Data listing
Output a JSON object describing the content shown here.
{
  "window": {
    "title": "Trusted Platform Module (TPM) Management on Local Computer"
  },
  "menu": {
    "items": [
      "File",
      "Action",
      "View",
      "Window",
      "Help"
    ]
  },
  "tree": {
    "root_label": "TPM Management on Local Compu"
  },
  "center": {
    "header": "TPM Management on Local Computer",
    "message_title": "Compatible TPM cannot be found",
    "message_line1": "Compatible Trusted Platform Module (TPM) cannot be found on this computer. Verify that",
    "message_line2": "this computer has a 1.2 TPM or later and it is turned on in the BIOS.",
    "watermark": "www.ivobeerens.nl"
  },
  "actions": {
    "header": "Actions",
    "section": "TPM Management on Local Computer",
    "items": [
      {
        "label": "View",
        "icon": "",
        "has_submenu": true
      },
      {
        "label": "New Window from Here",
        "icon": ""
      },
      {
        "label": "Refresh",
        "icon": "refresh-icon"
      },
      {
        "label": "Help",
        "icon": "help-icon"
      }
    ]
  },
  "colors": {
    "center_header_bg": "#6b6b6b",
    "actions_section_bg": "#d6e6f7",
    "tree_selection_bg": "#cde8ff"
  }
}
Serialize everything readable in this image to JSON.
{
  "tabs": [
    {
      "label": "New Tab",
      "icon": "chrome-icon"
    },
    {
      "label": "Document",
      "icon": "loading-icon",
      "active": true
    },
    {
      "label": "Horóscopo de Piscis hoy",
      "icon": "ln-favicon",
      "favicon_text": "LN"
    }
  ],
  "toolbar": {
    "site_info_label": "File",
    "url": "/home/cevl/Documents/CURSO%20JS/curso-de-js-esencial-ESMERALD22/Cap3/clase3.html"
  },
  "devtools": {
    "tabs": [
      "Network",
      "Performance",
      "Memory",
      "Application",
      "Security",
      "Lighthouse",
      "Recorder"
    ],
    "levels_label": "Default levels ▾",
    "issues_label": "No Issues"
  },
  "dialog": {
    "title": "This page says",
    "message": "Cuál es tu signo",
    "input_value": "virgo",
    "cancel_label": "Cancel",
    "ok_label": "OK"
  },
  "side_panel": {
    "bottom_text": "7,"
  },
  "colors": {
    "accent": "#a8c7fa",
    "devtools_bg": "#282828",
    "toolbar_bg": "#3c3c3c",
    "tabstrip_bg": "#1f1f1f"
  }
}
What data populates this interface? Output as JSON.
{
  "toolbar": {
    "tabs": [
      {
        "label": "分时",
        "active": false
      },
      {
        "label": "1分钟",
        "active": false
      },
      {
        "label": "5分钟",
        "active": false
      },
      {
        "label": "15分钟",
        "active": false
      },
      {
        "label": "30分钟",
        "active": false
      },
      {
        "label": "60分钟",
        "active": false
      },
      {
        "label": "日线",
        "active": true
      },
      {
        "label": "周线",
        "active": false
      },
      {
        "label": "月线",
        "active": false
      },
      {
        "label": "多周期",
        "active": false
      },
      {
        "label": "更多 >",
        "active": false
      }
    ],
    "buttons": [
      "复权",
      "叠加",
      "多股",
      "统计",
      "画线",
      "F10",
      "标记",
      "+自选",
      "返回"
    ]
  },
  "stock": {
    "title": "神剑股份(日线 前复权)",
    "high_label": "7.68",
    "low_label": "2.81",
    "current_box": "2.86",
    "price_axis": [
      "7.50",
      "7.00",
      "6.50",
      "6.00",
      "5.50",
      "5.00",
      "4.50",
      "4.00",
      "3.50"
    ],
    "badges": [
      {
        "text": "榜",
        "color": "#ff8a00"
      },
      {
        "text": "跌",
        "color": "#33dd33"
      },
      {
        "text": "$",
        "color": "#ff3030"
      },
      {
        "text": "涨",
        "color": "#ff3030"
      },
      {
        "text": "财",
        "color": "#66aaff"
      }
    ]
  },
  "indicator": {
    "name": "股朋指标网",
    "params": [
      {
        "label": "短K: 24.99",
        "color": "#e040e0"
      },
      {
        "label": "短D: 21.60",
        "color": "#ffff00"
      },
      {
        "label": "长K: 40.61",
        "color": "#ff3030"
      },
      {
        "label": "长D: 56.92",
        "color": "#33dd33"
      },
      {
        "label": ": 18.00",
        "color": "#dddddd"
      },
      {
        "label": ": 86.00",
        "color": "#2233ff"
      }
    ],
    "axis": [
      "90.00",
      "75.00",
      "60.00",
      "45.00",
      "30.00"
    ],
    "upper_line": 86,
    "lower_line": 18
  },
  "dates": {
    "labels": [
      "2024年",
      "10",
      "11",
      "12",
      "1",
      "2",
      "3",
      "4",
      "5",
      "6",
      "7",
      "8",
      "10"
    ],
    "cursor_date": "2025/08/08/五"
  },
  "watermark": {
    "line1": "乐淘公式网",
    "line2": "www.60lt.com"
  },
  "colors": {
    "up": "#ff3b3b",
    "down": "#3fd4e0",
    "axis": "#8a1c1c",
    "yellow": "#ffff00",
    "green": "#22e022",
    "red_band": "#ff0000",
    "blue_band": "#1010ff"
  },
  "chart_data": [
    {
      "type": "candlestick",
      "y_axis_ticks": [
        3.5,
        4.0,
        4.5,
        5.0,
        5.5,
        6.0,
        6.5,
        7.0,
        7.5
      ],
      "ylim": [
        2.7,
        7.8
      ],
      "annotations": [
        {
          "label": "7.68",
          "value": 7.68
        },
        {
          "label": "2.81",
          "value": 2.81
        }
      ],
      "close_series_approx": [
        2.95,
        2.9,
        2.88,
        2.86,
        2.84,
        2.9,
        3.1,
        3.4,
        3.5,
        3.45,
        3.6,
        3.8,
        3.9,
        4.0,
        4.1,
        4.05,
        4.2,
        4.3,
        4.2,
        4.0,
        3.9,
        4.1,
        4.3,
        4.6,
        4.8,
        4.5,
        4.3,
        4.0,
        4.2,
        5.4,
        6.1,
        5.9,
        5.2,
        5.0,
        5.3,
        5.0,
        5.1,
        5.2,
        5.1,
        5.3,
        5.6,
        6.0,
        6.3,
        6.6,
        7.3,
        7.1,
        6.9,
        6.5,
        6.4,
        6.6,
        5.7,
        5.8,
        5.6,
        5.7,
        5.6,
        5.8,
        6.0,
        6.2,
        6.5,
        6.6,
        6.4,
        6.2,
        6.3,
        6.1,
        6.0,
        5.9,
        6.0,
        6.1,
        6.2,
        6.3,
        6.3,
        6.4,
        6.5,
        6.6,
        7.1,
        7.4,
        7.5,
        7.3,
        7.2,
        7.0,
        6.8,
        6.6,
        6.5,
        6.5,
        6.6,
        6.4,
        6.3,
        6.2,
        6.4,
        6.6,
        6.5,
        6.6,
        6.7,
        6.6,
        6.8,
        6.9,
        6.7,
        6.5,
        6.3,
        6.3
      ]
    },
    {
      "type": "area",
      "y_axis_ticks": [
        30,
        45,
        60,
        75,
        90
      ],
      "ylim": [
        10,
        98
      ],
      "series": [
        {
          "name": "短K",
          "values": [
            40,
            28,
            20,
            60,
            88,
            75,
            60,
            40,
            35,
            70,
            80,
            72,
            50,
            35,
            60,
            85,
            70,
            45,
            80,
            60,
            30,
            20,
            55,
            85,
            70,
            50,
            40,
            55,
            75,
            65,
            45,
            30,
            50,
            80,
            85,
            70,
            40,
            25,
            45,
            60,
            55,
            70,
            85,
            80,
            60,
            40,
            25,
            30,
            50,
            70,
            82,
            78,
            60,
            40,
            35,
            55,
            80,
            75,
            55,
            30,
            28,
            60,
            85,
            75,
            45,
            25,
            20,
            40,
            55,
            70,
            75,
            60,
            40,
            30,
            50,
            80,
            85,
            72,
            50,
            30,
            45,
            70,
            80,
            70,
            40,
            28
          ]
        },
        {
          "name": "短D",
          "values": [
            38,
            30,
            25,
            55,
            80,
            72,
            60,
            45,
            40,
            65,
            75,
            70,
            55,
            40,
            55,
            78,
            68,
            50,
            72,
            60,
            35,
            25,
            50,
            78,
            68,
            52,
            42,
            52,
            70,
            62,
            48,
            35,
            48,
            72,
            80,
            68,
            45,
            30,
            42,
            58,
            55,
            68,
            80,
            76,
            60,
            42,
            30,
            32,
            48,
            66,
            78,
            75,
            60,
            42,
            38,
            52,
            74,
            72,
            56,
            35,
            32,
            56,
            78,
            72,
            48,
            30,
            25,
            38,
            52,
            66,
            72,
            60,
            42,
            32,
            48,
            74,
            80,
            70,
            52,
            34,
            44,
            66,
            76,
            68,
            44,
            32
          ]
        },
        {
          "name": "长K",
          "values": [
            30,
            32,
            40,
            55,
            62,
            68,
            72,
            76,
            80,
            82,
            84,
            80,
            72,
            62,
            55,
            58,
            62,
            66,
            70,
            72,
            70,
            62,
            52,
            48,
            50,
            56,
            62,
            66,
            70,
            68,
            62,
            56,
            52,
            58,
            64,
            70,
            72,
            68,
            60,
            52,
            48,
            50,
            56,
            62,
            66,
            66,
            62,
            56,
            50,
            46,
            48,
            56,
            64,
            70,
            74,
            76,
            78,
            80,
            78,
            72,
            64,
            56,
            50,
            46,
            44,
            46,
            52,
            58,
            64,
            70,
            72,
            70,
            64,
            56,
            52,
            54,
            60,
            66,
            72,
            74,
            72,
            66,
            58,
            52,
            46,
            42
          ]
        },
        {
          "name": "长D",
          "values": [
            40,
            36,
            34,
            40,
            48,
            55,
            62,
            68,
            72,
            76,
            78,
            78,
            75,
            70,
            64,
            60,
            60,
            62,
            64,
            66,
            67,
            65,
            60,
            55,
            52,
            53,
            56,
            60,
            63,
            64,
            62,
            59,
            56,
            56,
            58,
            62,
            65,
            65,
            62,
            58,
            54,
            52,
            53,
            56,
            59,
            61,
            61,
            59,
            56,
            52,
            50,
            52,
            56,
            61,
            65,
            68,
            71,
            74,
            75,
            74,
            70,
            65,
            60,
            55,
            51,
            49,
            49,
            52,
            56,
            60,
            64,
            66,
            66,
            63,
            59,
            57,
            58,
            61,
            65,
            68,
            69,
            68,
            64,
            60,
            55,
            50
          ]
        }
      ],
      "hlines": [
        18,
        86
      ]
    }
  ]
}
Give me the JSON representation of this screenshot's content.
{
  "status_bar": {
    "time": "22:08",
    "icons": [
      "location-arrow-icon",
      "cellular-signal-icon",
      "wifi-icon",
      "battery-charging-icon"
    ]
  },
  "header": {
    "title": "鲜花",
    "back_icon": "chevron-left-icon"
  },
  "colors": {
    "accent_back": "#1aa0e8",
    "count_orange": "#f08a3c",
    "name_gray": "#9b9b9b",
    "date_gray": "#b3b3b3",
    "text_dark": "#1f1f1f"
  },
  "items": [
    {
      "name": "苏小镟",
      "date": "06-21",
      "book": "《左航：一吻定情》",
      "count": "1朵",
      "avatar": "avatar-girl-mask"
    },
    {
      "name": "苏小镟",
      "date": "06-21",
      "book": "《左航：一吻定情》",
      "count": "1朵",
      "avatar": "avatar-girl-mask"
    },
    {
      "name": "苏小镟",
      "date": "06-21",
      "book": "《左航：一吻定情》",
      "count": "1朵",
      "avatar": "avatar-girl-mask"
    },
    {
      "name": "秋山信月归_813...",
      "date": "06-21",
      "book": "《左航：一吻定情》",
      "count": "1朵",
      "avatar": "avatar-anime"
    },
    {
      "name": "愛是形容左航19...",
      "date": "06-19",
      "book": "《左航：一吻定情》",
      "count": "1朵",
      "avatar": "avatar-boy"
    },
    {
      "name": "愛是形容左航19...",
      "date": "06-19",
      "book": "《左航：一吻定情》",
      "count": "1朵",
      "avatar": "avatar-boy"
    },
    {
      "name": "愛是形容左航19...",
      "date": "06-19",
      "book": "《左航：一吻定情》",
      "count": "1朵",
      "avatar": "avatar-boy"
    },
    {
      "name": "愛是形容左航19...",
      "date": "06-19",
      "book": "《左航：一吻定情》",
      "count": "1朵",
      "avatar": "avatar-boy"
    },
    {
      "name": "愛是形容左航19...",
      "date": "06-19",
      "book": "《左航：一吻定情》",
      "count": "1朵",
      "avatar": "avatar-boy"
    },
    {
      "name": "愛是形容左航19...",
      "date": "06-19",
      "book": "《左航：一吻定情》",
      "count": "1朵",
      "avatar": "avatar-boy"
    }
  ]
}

§ **Work required**:
Using the material above, work out how many lines contain the string "true". Give that number alone.

§ **Answer to the exercise**:
3